- The request
Only the lines from the one bearing "Enumerate this chart's" to the final line should be transcribed, exactly and with both ends included. Pictures are to be left out.

===== Data shown

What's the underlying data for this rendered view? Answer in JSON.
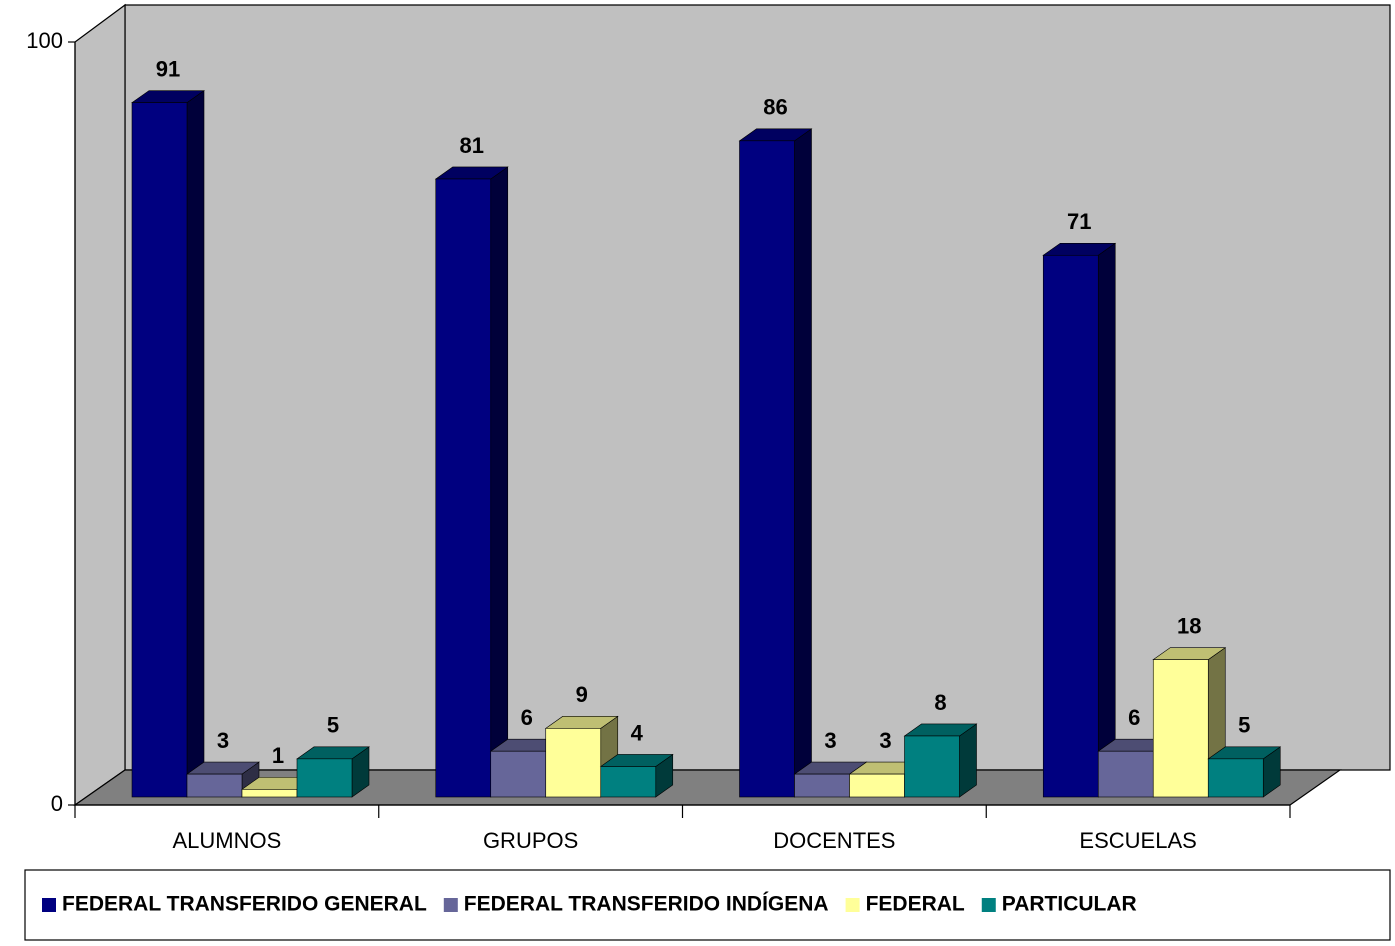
{
  "chart_data": {
    "type": "bar3d",
    "categories": [
      "ALUMNOS",
      "GRUPOS",
      "DOCENTES",
      "ESCUELAS"
    ],
    "series": [
      {
        "name": "FEDERAL TRANSFERIDO GENERAL",
        "color": "#000080",
        "values": [
          91,
          81,
          86,
          71
        ]
      },
      {
        "name": "FEDERAL TRANSFERIDO INDÍGENA",
        "color": "#666699",
        "values": [
          3,
          6,
          3,
          6
        ]
      },
      {
        "name": "FEDERAL",
        "color": "#FFFF99",
        "values": [
          1,
          9,
          3,
          18
        ]
      },
      {
        "name": "PARTICULAR",
        "color": "#008080",
        "values": [
          5,
          4,
          8,
          5
        ]
      }
    ],
    "ylim": [
      0,
      100
    ],
    "yticks": [
      0,
      100
    ],
    "legend": "bottom"
  }
}
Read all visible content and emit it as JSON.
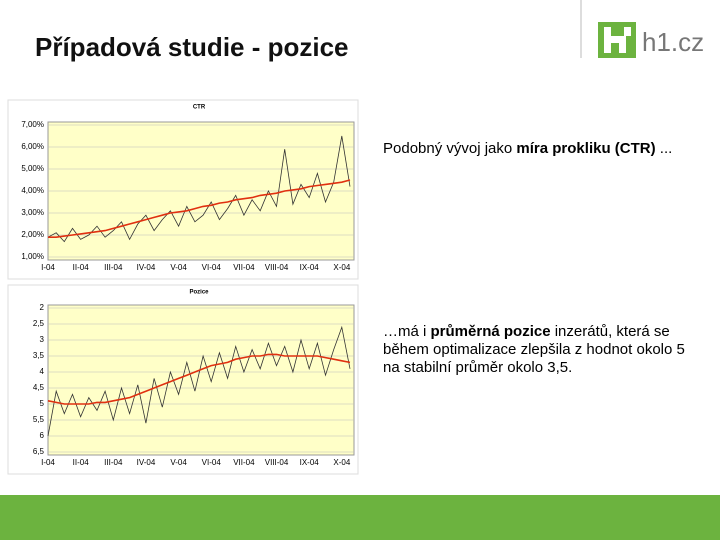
{
  "header": {
    "title": "Případová studie - pozice",
    "logo": "h1.cz"
  },
  "texts": [
    {
      "parts": [
        "Podobný vývoj jako ",
        "míra prokliku (CTR)",
        " ..."
      ]
    },
    {
      "parts": [
        "…má i ",
        "průměrná pozice",
        " inzerátů, která se během optimalizace zlepšila z hodnot okolo 5 na stabilní průměr okolo 3,5."
      ]
    }
  ],
  "chart_data": [
    {
      "type": "line",
      "title": "CTR",
      "categories": [
        "I-04",
        null,
        null,
        null,
        "II-04",
        null,
        null,
        null,
        "III-04",
        null,
        null,
        null,
        "IV-04",
        null,
        null,
        null,
        "V-04",
        null,
        null,
        null,
        "VI-04",
        null,
        null,
        null,
        "VII-04",
        null,
        null,
        null,
        "VIII-04",
        null,
        null,
        null,
        "IX-04",
        null,
        null,
        null,
        "X-04",
        null
      ],
      "series": [
        {
          "color": "#333333",
          "values": [
            1.9,
            2.1,
            1.7,
            2.3,
            1.8,
            2.0,
            2.4,
            1.9,
            2.2,
            2.6,
            1.8,
            2.5,
            2.9,
            2.2,
            2.7,
            3.1,
            2.4,
            3.3,
            2.6,
            2.9,
            3.5,
            2.7,
            3.2,
            3.8,
            2.9,
            3.6,
            3.1,
            4.0,
            3.3,
            5.9,
            3.4,
            4.3,
            3.7,
            4.8,
            3.5,
            4.4,
            6.5,
            4.2
          ]
        },
        {
          "color": "#e03010",
          "values": [
            1.9,
            1.9,
            1.95,
            2.0,
            2.05,
            2.1,
            2.15,
            2.2,
            2.3,
            2.4,
            2.5,
            2.6,
            2.7,
            2.8,
            2.9,
            3.0,
            3.05,
            3.1,
            3.2,
            3.3,
            3.35,
            3.45,
            3.5,
            3.6,
            3.65,
            3.7,
            3.8,
            3.85,
            3.9,
            4.0,
            4.05,
            4.1,
            4.2,
            4.25,
            4.3,
            4.35,
            4.4,
            4.5
          ]
        }
      ],
      "ylim": [
        1,
        7
      ],
      "yticks": [
        {
          "value": 1,
          "label": "1,00%"
        },
        {
          "value": 2,
          "label": "2,00%"
        },
        {
          "value": 3,
          "label": "3,00%"
        },
        {
          "value": 4,
          "label": "4,00%"
        },
        {
          "value": 5,
          "label": "5,00%"
        },
        {
          "value": 6,
          "label": "6,00%"
        },
        {
          "value": 7,
          "label": "7,00%"
        }
      ],
      "grid": true,
      "background": "#ffffc8"
    },
    {
      "type": "line",
      "title": "Pozice",
      "categories": [
        "I-04",
        null,
        null,
        null,
        "II-04",
        null,
        null,
        null,
        "III-04",
        null,
        null,
        null,
        "IV-04",
        null,
        null,
        null,
        "V-04",
        null,
        null,
        null,
        "VI-04",
        null,
        null,
        null,
        "VII-04",
        null,
        null,
        null,
        "VIII-04",
        null,
        null,
        null,
        "IX-04",
        null,
        null,
        null,
        "X-04",
        null
      ],
      "series": [
        {
          "color": "#333333",
          "values": [
            6.0,
            4.6,
            5.3,
            4.7,
            5.4,
            4.8,
            5.2,
            4.6,
            5.5,
            4.5,
            5.3,
            4.4,
            5.6,
            4.2,
            5.1,
            4.0,
            4.7,
            3.7,
            4.6,
            3.5,
            4.3,
            3.4,
            4.2,
            3.2,
            4.0,
            3.3,
            3.9,
            3.1,
            3.8,
            3.2,
            4.0,
            3.0,
            3.9,
            3.1,
            4.1,
            3.3,
            2.6,
            3.9
          ]
        },
        {
          "color": "#e03010",
          "values": [
            4.9,
            4.95,
            5.0,
            5.0,
            5.0,
            5.0,
            4.95,
            4.95,
            4.9,
            4.85,
            4.8,
            4.7,
            4.6,
            4.5,
            4.4,
            4.3,
            4.2,
            4.1,
            4.0,
            3.9,
            3.8,
            3.75,
            3.7,
            3.6,
            3.55,
            3.5,
            3.5,
            3.45,
            3.45,
            3.5,
            3.5,
            3.5,
            3.5,
            3.5,
            3.55,
            3.6,
            3.65,
            3.7
          ]
        }
      ],
      "ylim": [
        6.5,
        2
      ],
      "yticks": [
        2,
        {
          "value": 2.5,
          "label": "2,5"
        },
        3,
        {
          "value": 3.5,
          "label": "3,5"
        },
        4,
        {
          "value": 4.5,
          "label": "4,5"
        },
        5,
        {
          "value": 5.5,
          "label": "5,5"
        },
        6,
        {
          "value": 6.5,
          "label": "6,5"
        }
      ],
      "grid": true,
      "background": "#ffffc8"
    }
  ]
}
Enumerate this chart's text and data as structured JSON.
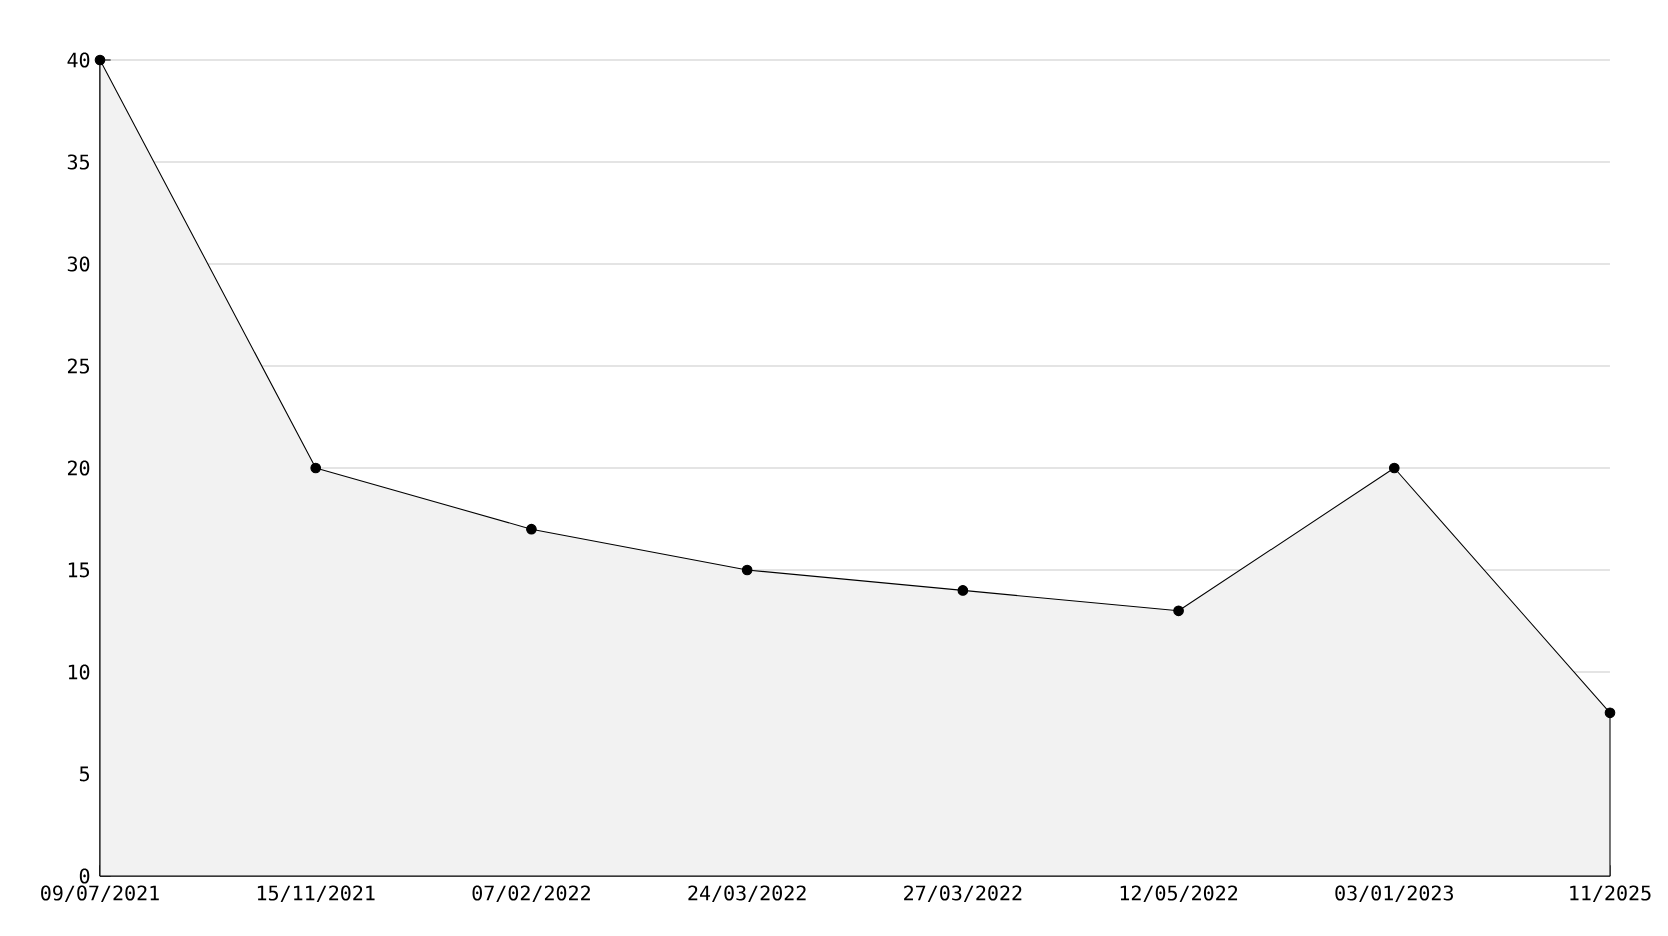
{
  "chart_data": {
    "type": "area",
    "categories": [
      "09/07/2021",
      "15/11/2021",
      "07/02/2022",
      "24/03/2022",
      "27/03/2022",
      "12/05/2022",
      "03/01/2023",
      "11/2025"
    ],
    "values": [
      40,
      20,
      17,
      15,
      14,
      13,
      20,
      8
    ],
    "color": "#f2f2f2",
    "ylim": [
      0,
      40
    ],
    "yticks": [
      0,
      5,
      10,
      15,
      20,
      25,
      30,
      35,
      40
    ],
    "grid": "y",
    "marker": "circle",
    "line_style": "solid"
  }
}
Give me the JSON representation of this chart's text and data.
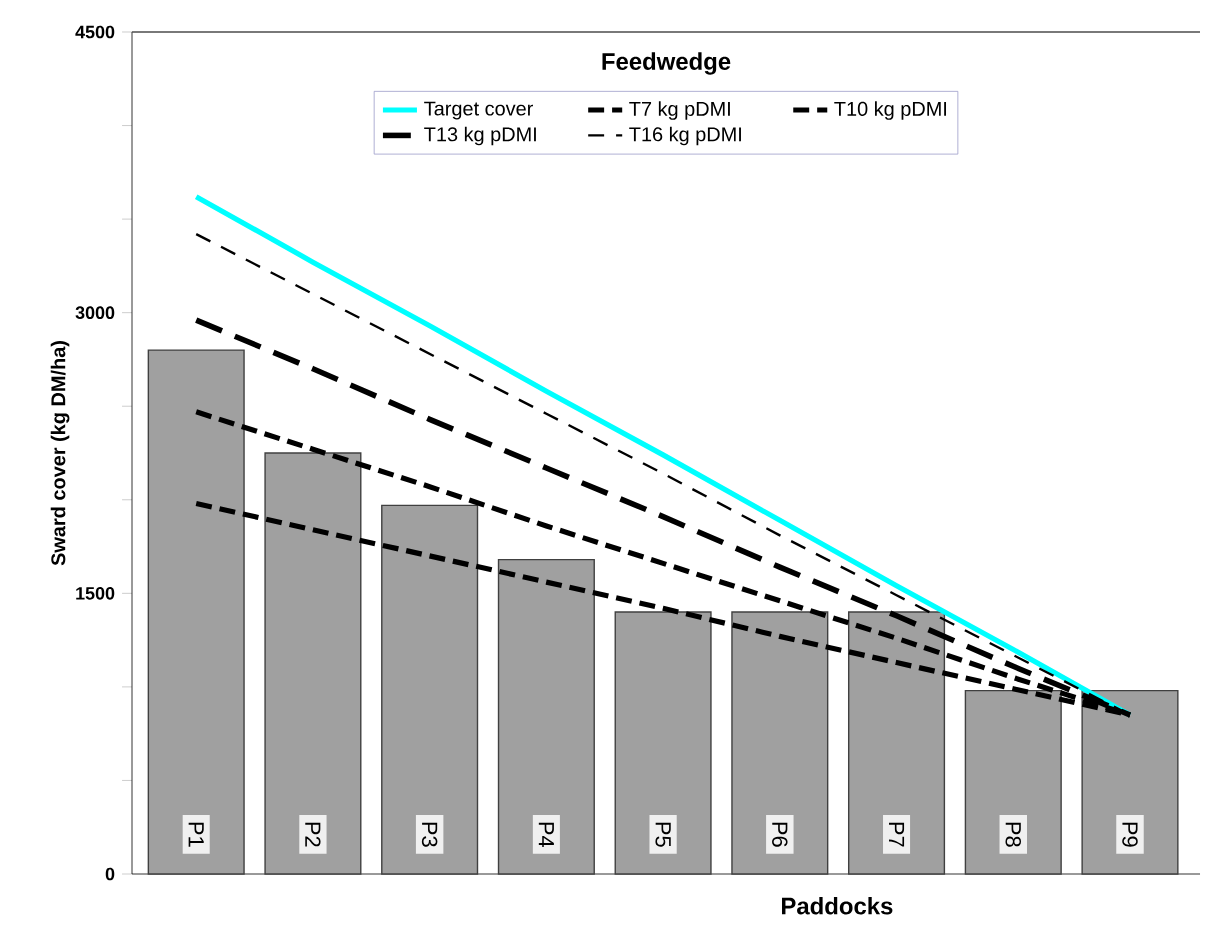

==========

- Written answer
Enumerate this chart's text and data as structured JSON.
{
  "chart_data": {
    "type": "area",
    "categories": [
      "09/07/2021",
      "15/11/2021",
      "07/02/2022",
      "24/03/2022",
      "27/03/2022",
      "12/05/2022",
      "03/01/2023",
      "11/2025"
    ],
    "values": [
      40,
      20,
      17,
      15,
      14,
      13,
      20,
      8
    ],
    "color": "#f2f2f2",
    "ylim": [
      0,
      40
    ],
    "yticks": [
      0,
      5,
      10,
      15,
      20,
      25,
      30,
      35,
      40
    ],
    "grid": "y",
    "marker": "circle",
    "line_style": "solid"
  }
}
Give me the JSON representation of this chart's text and data.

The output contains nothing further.